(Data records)
****************************************

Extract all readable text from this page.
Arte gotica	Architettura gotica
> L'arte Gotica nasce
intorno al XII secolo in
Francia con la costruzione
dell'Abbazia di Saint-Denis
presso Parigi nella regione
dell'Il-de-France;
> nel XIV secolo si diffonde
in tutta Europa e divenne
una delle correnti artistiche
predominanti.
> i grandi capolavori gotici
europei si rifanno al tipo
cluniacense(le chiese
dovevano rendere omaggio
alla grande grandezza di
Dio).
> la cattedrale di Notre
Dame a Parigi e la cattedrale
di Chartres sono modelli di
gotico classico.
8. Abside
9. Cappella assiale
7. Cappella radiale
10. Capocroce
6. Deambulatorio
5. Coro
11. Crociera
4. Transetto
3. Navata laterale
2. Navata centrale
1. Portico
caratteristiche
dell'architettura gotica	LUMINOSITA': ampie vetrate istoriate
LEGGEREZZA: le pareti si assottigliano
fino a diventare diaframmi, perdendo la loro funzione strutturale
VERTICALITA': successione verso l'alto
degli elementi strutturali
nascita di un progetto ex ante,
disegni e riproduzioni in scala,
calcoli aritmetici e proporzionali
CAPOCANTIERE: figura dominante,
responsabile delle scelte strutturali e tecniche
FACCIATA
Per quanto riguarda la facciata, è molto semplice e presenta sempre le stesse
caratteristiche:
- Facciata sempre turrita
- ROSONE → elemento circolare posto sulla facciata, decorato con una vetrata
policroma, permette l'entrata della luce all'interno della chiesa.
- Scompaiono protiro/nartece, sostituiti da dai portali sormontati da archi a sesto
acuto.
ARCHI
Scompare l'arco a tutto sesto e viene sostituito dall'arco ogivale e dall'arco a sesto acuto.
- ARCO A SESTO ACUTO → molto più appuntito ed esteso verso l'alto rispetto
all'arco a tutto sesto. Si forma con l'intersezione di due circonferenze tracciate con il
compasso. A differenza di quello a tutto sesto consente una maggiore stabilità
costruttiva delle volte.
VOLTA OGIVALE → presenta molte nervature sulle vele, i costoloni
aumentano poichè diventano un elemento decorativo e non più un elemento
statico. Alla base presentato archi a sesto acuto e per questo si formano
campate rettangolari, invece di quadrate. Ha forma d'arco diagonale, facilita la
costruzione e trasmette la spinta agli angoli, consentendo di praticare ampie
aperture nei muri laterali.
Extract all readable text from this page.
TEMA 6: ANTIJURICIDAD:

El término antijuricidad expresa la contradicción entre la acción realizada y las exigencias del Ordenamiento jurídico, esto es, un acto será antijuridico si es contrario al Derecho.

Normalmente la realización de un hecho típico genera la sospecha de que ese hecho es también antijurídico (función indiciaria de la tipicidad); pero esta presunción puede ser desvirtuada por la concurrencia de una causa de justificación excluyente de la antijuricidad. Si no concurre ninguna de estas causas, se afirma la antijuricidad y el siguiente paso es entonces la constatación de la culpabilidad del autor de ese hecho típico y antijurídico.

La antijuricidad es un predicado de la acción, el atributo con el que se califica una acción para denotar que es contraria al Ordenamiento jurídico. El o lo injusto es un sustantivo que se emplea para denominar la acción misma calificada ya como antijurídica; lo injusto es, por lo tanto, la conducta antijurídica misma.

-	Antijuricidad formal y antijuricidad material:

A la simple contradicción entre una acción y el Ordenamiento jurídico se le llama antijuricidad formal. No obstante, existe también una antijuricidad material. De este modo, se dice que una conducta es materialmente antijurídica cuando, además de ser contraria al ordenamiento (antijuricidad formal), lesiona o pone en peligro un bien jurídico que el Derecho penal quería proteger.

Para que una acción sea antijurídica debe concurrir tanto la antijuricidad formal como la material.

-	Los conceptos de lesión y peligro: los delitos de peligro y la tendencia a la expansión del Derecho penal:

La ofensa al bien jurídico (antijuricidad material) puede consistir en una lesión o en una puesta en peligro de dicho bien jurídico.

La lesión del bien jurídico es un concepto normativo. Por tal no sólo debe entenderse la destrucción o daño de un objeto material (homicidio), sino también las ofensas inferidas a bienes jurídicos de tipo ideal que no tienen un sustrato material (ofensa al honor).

****************************************

* Prompt:
Return the material in full, exactly as shown.

* Reply to the task:
Extract all readable text from this page.
Arte gotica	Architettura gotica
> L'arte Gotica nasce
intorno al XII secolo in
Francia con la costruzione
dell'Abbazia di Saint-Denis
presso Parigi nella regione
dell'Il-de-France;
> nel XIV secolo si diffonde
in tutta Europa e divenne
una delle correnti artistiche
predominanti.
> i grandi capolavori gotici
europei si rifanno al tipo
cluniacense(le chiese
dovevano rendere omaggio
alla grande grandezza di
Dio).
> la cattedrale di Notre
Dame a Parigi e la cattedrale
di Chartres sono modelli di
gotico classico.
8. Abside
9. Cappella assiale
7. Cappella radiale
10. Capocroce
6. Deambulatorio
5. Coro
11. Crociera
4. Transetto
3. Navata laterale
2. Navata centrale
1. Portico
caratteristiche
dell'architettura gotica	LUMINOSITA': ampie vetrate istoriate
LEGGEREZZA: le pareti si assottigliano
fino a diventare diaframmi, perdendo la loro funzione strutturale
VERTICALITA': successione verso l'alto
degli elementi strutturali
nascita di un progetto ex ante,
disegni e riproduzioni in scala,
calcoli aritmetici e proporzionali
CAPOCANTIERE: figura dominante,
responsabile delle scelte strutturali e tecniche
FACCIATA
Per quanto riguarda la facciata, è molto semplice e presenta sempre le stesse
caratteristiche:
- Facciata sempre turrita
- ROSONE → elemento circolare posto sulla facciata, decorato con una vetrata
policroma, permette l'entrata della luce all'interno della chiesa.
- Scompaiono protiro/nartece, sostituiti da dai portali sormontati da archi a sesto
acuto.
ARCHI
Scompare l'arco a tutto sesto e viene sostituito dall'arco ogivale e dall'arco a sesto acuto.
- ARCO A SESTO ACUTO → molto più appuntito ed esteso verso l'alto rispetto
all'arco a tutto sesto. Si forma con l'intersezione di due circonferenze tracciate con il
compasso. A differenza di quello a tutto sesto consente una maggiore stabilità
costruttiva delle volte.
VOLTA OGIVALE → presenta molte nervature sulle vele, i costoloni
aumentano poichè diventano un elemento decorativo e non più un elemento
statico. Alla base presentato archi a sesto acuto e per questo si formano
campate rettangolari, invece di quadrate. Ha forma d'arco diagonale, facilita la
costruzione e trasmette la spinta agli angoli, consentendo di praticare ampie
aperture nei muri laterali.
Extract all readable text from this page.
TEMA 6: ANTIJURICIDAD:

El término antijuricidad expresa la contradicción entre la acción realizada y las exigencias del Ordenamiento jurídico, esto es, un acto será antijuridico si es contrario al Derecho.

Normalmente la realización de un hecho típico genera la sospecha de que ese hecho es también antijurídico (función indiciaria de la tipicidad); pero esta presunción puede ser desvirtuada por la concurrencia de una causa de justificación excluyente de la antijuricidad. Si no concurre ninguna de estas causas, se afirma la antijuricidad y el siguiente paso es entonces la constatación de la culpabilidad del autor de ese hecho típico y antijurídico.

La antijuricidad es un predicado de la acción, el atributo con el que se califica una acción para denotar que es contraria al Ordenamiento jurídico. El o lo injusto es un sustantivo que se emplea para denominar la acción misma calificada ya como antijurídica; lo injusto es, por lo tanto, la conducta antijurídica misma.

-	Antijuricidad formal y antijuricidad material:

A la simple contradicción entre una acción y el Ordenamiento jurídico se le llama antijuricidad formal. No obstante, existe también una antijuricidad material. De este modo, se dice que una conducta es materialmente antijurídica cuando, además de ser contraria al ordenamiento (antijuricidad formal), lesiona o pone en peligro un bien jurídico que el Derecho penal quería proteger.

Para que una acción sea antijurídica debe concurrir tanto la antijuricidad formal como la material.

-	Los conceptos de lesión y peligro: los delitos de peligro y la tendencia a la expansión del Derecho penal:

La ofensa al bien jurídico (antijuricidad material) puede consistir en una lesión o en una puesta en peligro de dicho bien jurídico.

La lesión del bien jurídico es un concepto normativo. Por tal no sólo debe entenderse la destrucción o daño de un objeto material (homicidio), sino también las ofensas inferidas a bienes jurídicos de tipo ideal que no tienen un sustrato material (ofensa al honor).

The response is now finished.